**Goal of the exercise**
Tally the lines of the listing that contain the string "this". Give the number and nothing else.

**Extracted information**
————————

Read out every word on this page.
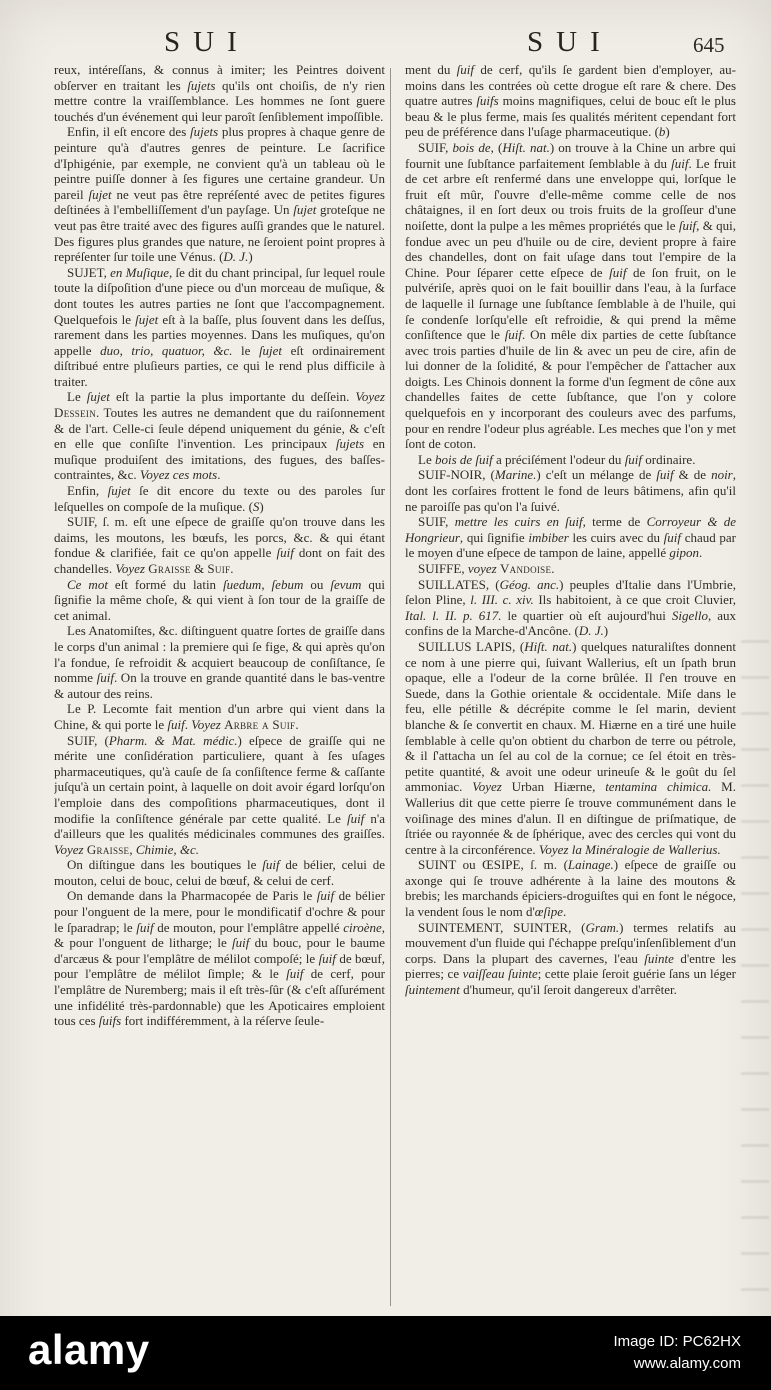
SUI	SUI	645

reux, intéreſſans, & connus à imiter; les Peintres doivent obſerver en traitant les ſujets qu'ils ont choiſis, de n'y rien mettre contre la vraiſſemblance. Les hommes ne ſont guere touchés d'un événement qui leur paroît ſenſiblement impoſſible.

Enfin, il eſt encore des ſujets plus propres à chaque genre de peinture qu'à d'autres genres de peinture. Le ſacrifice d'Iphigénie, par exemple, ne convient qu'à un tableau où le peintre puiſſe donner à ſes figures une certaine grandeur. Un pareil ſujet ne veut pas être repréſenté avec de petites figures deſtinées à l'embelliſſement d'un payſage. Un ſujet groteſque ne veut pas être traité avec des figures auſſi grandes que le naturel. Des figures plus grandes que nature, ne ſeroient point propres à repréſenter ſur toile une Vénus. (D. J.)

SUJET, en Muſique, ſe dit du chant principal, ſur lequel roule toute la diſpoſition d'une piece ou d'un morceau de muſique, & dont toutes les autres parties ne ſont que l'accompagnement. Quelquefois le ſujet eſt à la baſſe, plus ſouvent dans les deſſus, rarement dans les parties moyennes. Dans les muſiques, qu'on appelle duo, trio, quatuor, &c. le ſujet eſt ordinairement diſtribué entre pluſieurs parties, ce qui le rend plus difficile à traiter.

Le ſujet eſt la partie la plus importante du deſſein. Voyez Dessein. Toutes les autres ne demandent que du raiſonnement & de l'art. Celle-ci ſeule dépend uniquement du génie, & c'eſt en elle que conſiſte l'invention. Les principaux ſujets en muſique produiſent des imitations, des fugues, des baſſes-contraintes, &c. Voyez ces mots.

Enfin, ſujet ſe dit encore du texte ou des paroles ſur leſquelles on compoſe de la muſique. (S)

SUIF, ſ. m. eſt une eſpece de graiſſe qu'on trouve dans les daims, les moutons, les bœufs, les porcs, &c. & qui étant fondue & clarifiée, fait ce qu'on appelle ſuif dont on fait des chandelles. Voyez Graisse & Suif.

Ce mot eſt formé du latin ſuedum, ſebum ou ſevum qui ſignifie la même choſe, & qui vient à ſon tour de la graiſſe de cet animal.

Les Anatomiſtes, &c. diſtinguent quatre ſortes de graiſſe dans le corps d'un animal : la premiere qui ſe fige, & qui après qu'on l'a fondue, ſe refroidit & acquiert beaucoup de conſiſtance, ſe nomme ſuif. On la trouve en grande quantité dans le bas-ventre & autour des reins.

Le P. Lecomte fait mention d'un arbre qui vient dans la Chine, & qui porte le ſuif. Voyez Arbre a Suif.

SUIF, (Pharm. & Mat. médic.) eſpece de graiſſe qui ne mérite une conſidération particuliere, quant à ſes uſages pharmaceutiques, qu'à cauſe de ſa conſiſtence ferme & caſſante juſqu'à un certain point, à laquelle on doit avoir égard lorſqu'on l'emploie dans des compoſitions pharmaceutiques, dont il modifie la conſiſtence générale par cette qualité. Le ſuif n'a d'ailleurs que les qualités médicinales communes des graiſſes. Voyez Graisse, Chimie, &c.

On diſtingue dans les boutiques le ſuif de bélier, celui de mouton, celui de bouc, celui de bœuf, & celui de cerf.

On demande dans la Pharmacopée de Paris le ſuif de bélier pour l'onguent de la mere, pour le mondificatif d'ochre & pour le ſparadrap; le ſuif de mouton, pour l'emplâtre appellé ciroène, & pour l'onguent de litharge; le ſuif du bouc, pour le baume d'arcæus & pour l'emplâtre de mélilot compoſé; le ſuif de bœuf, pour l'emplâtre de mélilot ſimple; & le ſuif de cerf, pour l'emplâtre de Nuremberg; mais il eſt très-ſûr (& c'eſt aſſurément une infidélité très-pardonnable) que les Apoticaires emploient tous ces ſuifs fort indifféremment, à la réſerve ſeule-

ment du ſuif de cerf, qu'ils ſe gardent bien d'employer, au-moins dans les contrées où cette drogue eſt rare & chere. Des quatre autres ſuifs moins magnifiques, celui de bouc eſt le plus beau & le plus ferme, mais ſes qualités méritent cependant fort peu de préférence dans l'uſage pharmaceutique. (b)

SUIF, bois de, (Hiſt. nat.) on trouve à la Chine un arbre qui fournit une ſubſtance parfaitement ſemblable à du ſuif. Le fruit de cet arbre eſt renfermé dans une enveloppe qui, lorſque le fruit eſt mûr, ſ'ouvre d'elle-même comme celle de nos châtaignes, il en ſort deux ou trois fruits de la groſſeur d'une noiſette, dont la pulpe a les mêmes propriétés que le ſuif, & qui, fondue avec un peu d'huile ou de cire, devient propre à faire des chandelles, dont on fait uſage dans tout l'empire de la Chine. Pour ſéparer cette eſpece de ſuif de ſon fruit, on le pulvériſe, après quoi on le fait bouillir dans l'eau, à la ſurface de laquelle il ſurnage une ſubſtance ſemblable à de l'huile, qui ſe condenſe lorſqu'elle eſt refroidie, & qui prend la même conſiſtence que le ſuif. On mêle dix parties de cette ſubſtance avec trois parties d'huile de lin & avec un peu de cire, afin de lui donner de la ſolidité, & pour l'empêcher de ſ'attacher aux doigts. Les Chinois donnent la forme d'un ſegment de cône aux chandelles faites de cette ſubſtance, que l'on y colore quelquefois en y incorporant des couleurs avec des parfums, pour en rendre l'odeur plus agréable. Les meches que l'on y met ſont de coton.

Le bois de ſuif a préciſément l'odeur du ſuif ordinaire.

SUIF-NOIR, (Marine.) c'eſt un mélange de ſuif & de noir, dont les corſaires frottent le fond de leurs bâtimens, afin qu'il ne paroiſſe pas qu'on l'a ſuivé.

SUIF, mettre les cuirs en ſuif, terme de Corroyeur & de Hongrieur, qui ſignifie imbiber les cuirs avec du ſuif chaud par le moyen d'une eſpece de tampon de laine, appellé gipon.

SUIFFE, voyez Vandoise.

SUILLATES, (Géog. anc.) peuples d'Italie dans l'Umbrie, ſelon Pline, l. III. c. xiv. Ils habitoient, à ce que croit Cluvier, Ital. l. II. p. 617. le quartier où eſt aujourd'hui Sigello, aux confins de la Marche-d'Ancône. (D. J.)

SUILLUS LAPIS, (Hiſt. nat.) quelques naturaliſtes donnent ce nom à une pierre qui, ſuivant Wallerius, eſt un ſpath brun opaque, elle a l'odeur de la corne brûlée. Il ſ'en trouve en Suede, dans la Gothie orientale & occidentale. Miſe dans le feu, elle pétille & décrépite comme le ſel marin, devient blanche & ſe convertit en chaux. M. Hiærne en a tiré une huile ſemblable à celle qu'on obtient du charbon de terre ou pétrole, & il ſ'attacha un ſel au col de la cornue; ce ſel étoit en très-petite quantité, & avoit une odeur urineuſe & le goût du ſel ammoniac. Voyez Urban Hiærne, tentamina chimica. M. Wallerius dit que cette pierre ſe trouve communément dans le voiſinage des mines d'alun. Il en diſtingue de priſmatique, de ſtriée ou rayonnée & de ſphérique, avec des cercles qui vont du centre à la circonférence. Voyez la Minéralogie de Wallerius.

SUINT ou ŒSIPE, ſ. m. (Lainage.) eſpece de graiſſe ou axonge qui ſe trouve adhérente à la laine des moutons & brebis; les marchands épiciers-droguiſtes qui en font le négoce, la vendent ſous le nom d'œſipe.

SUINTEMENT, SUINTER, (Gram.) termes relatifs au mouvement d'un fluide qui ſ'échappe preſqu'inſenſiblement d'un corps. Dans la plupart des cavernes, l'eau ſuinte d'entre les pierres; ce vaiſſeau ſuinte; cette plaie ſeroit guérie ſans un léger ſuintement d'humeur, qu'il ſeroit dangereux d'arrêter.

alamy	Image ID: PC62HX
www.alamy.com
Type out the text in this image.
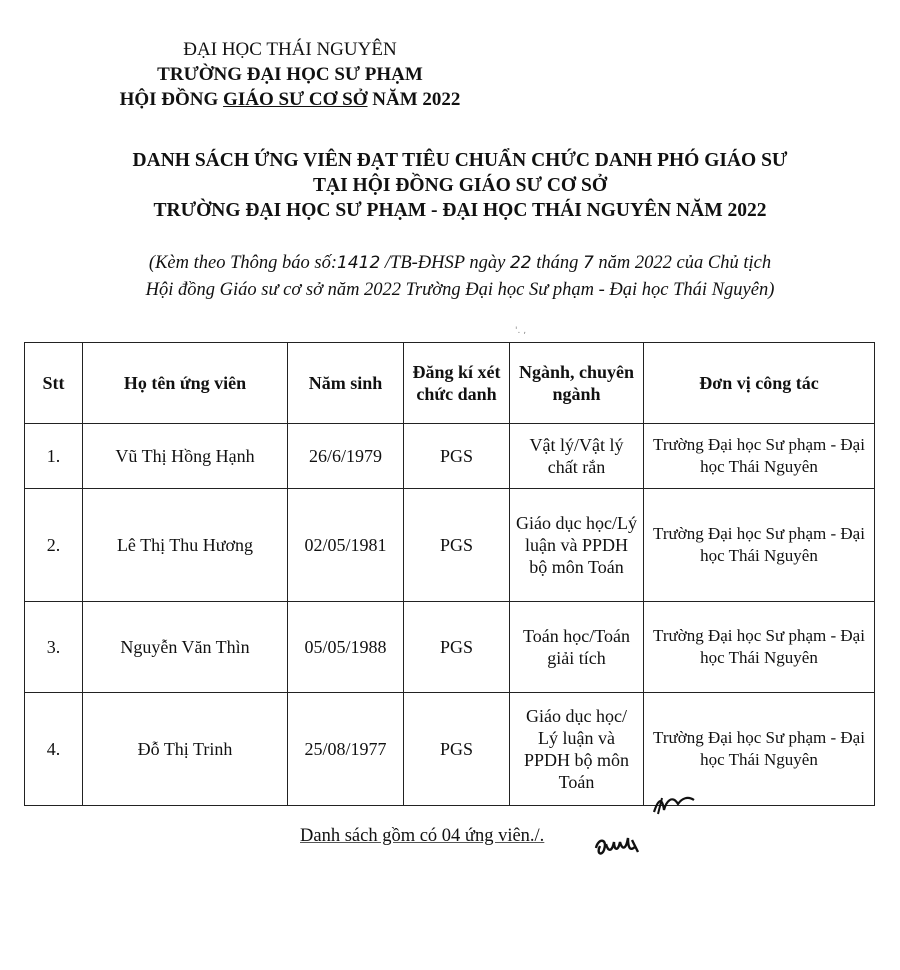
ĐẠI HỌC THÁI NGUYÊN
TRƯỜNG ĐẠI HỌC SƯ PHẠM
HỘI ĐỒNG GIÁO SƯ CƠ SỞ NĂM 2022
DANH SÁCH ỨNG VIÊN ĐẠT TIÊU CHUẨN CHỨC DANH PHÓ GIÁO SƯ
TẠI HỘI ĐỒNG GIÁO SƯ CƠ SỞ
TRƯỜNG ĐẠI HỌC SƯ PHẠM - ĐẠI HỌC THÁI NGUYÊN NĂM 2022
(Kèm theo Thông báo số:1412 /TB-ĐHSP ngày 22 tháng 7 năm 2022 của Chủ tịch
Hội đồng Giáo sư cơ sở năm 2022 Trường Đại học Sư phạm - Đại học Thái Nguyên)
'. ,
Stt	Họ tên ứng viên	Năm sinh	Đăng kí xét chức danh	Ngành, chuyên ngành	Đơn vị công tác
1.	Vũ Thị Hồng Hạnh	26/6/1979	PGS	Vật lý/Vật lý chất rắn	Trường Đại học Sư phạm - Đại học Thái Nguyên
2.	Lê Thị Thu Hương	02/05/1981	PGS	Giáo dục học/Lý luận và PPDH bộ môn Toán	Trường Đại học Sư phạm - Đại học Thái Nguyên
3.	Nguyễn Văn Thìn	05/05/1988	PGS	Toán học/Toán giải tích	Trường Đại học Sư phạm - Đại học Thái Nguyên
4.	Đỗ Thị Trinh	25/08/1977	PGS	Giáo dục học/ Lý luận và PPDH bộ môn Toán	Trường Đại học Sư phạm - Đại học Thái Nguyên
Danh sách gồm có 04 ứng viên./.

————————

**Exercise output**
2